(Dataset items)
┌──

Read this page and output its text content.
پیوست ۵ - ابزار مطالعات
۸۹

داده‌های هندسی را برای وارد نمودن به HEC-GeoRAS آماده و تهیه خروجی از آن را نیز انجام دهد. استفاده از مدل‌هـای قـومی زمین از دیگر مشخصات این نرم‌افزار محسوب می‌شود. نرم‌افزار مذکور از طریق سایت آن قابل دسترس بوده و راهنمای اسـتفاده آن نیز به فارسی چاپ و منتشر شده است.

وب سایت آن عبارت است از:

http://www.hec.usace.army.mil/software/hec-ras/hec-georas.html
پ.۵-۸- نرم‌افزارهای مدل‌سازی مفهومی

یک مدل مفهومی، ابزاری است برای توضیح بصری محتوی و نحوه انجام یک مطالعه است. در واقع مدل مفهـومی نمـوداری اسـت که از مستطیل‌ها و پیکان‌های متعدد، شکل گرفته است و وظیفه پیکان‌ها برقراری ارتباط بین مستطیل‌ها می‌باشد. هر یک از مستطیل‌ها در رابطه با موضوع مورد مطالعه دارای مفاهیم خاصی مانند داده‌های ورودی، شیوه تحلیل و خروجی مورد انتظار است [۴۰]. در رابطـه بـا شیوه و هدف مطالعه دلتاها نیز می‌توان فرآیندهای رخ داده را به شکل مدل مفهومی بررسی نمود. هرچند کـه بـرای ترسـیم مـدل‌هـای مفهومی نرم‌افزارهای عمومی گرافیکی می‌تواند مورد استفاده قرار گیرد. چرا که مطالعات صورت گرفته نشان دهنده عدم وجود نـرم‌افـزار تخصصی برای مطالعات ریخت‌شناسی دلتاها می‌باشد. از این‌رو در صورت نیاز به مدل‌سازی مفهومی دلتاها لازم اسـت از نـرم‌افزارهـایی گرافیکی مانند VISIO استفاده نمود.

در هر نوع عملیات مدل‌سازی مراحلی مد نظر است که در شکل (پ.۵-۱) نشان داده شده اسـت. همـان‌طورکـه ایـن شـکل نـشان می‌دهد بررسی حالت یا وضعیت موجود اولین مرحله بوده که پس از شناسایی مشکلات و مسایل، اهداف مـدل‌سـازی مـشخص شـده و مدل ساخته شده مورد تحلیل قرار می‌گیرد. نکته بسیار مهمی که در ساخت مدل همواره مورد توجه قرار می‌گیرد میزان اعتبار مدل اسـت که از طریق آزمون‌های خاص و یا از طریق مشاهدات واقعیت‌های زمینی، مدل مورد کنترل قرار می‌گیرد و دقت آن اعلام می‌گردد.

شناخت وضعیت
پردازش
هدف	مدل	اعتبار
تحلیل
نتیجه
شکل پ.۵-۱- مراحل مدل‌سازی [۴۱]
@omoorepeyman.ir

└──

Requirement: Report the number of lines that contain "سایت", with no other words.

Answer for the task: 2